## Direction
Wherever the string "east" occurs in a line of these records, report that line.
*-*-*
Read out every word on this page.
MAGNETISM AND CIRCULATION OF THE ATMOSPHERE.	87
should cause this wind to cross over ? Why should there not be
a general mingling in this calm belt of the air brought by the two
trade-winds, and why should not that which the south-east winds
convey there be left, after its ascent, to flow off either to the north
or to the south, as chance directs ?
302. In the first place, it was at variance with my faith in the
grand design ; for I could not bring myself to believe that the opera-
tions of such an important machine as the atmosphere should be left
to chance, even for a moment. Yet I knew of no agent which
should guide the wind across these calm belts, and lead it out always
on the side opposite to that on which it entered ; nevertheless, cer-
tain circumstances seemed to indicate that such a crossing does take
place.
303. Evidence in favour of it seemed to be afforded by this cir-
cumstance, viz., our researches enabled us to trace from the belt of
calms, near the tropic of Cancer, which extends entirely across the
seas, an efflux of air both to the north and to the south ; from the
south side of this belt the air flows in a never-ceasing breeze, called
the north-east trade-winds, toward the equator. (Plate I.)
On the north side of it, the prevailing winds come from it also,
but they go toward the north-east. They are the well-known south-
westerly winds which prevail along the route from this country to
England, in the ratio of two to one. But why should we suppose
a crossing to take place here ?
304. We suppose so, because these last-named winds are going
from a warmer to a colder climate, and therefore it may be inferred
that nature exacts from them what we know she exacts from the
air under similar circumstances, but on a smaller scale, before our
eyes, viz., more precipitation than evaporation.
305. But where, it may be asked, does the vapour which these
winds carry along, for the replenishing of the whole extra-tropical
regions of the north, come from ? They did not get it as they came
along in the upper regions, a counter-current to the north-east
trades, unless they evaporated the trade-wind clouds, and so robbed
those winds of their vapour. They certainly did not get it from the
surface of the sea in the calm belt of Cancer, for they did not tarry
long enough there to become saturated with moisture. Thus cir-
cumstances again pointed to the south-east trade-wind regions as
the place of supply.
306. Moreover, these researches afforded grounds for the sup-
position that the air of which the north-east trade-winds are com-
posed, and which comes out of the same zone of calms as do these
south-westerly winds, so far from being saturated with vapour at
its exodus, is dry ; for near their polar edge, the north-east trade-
*-*-*
## Answer to the problem
trade-winds, and why should not that which the south-east winds
the north-east trade-winds, toward the equator. (Plate I.)
but they go toward the north-east. They are the well-known south-
along in the upper regions, a counter-current to the north-east
cumstances again pointed to the south-east trade-wind regions as
position that the air of which the north-east trade-winds are com-
its exodus, is dry ; for near their polar edge, the north-east trade-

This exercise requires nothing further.